___ Exercise materials ___

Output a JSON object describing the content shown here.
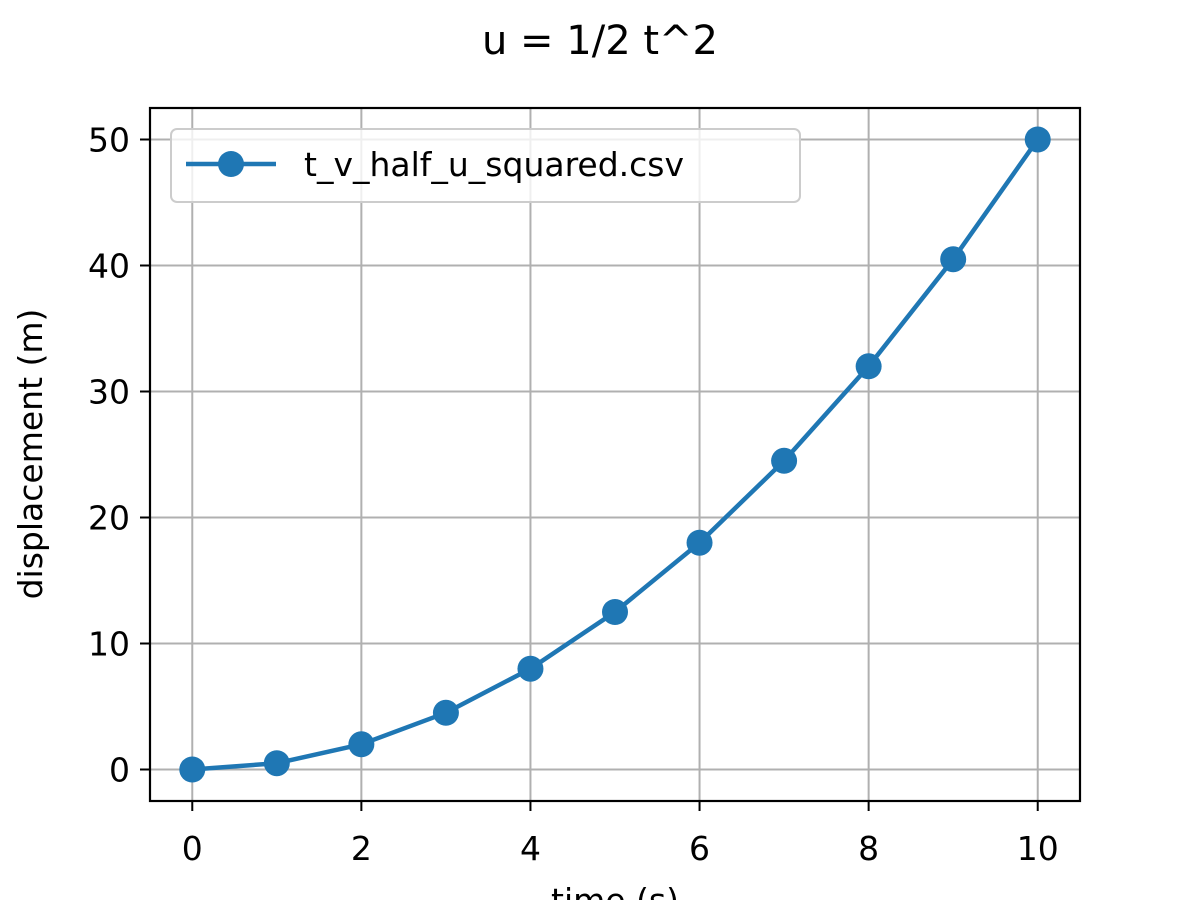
{
  "chart_data": {
    "type": "line",
    "title": "u = 1/2 t^2",
    "xlabel": "time (s)",
    "ylabel": "displacement (m)",
    "xlim": [
      -0.5,
      10.5
    ],
    "ylim": [
      -2.5,
      52.5
    ],
    "xticks": [
      0,
      2,
      4,
      6,
      8,
      10
    ],
    "yticks": [
      0,
      10,
      20,
      30,
      40,
      50
    ],
    "grid": true,
    "legend_position": "top-left",
    "series": [
      {
        "name": "t_v_half_u_squared.csv",
        "color": "#1f77b4",
        "marker": "circle",
        "x": [
          0,
          1,
          2,
          3,
          4,
          5,
          6,
          7,
          8,
          9,
          10
        ],
        "y": [
          0,
          0.5,
          2,
          4.5,
          8,
          12.5,
          18,
          24.5,
          32,
          40.5,
          50
        ]
      }
    ]
  }
}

___

** Exercise task **
Quote in full the listing given above; the images are to be left out.

** Output of the task **
Output a JSON object describing the content shown here.
{
  "chart_data": {
    "type": "line",
    "title": "u = 1/2 t^2",
    "xlabel": "time (s)",
    "ylabel": "displacement (m)",
    "xlim": [
      -0.5,
      10.5
    ],
    "ylim": [
      -2.5,
      52.5
    ],
    "xticks": [
      0,
      2,
      4,
      6,
      8,
      10
    ],
    "yticks": [
      0,
      10,
      20,
      30,
      40,
      50
    ],
    "grid": true,
    "legend_position": "top-left",
    "series": [
      {
        "name": "t_v_half_u_squared.csv",
        "color": "#1f77b4",
        "marker": "circle",
        "x": [
          0,
          1,
          2,
          3,
          4,
          5,
          6,
          7,
          8,
          9,
          10
        ],
        "y": [
          0,
          0.5,
          2,
          4.5,
          8,
          12.5,
          18,
          24.5,
          32,
          40.5,
          50
        ]
      }
    ]
  }
}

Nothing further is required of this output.